Resilient Indian IT Stocks: Emerging Themes Following the AI Sector Correction
Indian IT stocks have entered a period of intense volatility as the sector faces a structural realignment driven by advancements in Artificial Intelligence. The Nifty IT index witnessed a sharp 21% decline in February 2026, marking its most significant monthly retreat since the 2008 global financial crisis.
This downturn, often termed an "Anthropic shock," followed the launch of sophisticated automation tools that threaten traditional software outsourcing models. Major industry leaders saw substantial erosion in market value, with Infosys and Wipro recording losses of 20% and 23.5% respectively. Tata Consultancy Services (TCS) also faced pressure, briefly seeing its market capitalization dip below the ₹10 lakh crore milestone.
Despite the broader sell-off, a segment of the market is showing notable resilience. Approximately 25 select stocks have defied the downward trend by pivoting toward AI infrastructure, specialized engineering, and deep-tier integration. These companies are shifting from a labor-intensive "headcount" model to "outcome-based" delivery, which investors are rewarding as a more sustainable strategy.
Recent data suggests the "AI scare trade" may be reaching exhaustion. On February 25, the Nifty IT index staged a 3% rebound as reports emerged of potential collaborations between AI startups and established Indian firms. Strategic partnerships are replacing fears of total displacement, with firms like Anthropic exploring service alliances that could utilize India's massive talent pool for AI orchestration.
Industry projections remain cautiously optimistic. NASSCOM estimates the sector will reach $315 billion in revenue for fiscal year 2026, reflecting a 6.1% annual growth. AI-specific services are expected to contribute between $10 billion and $12 billion of this total, signaling that the industry is expanding into new domains even as traditional coding tasks are automated.

Dataset entries:

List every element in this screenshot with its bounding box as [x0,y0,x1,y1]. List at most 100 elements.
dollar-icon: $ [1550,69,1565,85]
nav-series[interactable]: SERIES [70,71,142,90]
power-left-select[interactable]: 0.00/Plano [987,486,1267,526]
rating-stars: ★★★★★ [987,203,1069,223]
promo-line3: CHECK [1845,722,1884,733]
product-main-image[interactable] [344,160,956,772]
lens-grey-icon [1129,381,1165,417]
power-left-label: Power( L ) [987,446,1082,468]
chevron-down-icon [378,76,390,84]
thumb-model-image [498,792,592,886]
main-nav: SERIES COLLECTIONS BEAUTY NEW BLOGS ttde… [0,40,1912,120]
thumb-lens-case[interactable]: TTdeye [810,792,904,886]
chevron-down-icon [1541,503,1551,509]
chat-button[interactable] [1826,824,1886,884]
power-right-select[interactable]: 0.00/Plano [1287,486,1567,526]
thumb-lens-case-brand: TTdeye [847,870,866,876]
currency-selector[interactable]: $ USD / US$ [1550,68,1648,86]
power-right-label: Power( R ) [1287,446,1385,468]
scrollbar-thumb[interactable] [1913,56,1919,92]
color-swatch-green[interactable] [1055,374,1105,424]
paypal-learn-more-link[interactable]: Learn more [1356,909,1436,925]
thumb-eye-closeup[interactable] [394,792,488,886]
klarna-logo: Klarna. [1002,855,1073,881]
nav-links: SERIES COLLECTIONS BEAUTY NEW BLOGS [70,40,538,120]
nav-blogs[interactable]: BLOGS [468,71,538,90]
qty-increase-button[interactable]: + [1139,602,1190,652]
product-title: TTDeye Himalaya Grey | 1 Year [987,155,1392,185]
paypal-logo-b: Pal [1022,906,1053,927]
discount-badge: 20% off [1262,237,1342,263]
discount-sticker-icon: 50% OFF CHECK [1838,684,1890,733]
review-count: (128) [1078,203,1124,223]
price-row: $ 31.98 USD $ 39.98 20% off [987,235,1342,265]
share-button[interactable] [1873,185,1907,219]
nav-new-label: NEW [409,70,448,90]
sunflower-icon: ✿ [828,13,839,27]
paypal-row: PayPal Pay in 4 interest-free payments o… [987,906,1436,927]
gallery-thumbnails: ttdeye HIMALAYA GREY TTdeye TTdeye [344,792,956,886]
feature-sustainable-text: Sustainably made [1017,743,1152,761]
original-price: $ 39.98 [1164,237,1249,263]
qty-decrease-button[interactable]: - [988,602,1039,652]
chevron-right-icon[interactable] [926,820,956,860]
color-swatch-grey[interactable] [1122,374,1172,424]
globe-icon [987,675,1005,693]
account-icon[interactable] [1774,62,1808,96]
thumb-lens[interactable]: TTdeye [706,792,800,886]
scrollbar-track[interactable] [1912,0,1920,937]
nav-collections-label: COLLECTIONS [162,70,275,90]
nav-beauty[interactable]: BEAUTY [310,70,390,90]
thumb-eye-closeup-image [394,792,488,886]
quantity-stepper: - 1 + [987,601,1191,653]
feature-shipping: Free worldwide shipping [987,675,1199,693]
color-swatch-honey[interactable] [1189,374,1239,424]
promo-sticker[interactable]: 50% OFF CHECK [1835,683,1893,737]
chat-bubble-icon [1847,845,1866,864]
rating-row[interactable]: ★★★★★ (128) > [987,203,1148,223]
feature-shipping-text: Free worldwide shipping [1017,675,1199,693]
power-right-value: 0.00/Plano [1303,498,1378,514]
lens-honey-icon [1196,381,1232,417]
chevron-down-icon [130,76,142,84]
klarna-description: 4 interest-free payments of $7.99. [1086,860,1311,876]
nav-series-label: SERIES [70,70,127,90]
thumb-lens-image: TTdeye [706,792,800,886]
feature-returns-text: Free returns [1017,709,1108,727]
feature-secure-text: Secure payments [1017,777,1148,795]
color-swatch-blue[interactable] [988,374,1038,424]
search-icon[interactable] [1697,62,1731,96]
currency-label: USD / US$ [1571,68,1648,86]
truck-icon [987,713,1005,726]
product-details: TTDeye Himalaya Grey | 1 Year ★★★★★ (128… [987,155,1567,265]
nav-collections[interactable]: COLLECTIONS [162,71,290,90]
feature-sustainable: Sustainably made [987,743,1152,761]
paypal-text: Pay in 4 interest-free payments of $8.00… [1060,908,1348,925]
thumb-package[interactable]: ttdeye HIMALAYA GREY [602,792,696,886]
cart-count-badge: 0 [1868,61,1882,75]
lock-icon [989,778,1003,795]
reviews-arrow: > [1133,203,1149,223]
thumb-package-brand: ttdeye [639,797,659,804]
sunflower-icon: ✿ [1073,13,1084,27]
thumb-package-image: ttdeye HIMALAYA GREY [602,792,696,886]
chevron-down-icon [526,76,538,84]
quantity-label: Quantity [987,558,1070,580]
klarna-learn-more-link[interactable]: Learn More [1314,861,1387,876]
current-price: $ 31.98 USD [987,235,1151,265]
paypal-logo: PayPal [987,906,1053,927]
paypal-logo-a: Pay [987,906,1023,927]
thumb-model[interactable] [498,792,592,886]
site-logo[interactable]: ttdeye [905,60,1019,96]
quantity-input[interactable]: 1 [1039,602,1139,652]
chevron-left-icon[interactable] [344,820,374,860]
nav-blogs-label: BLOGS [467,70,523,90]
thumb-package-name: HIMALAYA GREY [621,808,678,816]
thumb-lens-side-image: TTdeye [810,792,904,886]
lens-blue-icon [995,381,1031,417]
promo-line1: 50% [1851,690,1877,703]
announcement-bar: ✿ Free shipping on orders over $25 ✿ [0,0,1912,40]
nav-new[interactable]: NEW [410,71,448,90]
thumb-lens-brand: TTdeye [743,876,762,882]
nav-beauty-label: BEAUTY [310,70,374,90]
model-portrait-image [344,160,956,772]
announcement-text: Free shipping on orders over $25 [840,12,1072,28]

◆ Requirement A ◆
For each statement below, indicate whether it agrees with the passage on Indian IT stocks, answering yes or no and quoting the deciding words: (i) The Nifty IT index fell 21% in February 2026. (ii) Wipro recorded a smaller loss than Infosys. (iii) NASSCOM projects 6.1% annual growth for the sector in fiscal year 2026.
◆ Requirement B ◆
Set down the stretch of the passage on Indian IT stocks from "This downturn, often" through "more sustainable strategy.".
◆ Requirement C ◆
According to the passage on Indian IT stocks, how much are AI-specific services expected to contribute to the sector's fiscal year 2026 revenue?
The dataset entries have no connection to the passage on Indian IT stocks.

◆ Reply A ◆
(i) Yes: "The Nifty IT index witnessed a sharp 21% decline in February 2026"
(ii) No: "Infosys and Wipro recording losses of 20% and 23.5% respectively"
(iii) Yes: "reflecting a 6.1% annual growth"

◆ Reply B ◆
This downturn, often termed an "Anthropic shock," followed the launch of sophisticated automation tools that threaten traditional software outsourcing models. Major industry leaders saw substantial erosion in market value, with Infosys and Wipro recording losses of 20% and 23.5% respectively. Tata Consultancy Services (TCS) also faced pressure, briefly seeing its market capitalization dip below the ₹10 lakh crore milestone.
Despite the broader sell-off, a segment of the market is showing notable resilience. Approximately 25 select stocks have defied the downward trend by pivoting toward AI infrastructure, specialized engineering, and deep-tier integration. These companies are shifting from a labor-intensive "headcount" model to "outcome-based" delivery, which investors are rewarding as a more sustainable strategy.

◆ Reply C ◆
Between $10 billion and $12 billion.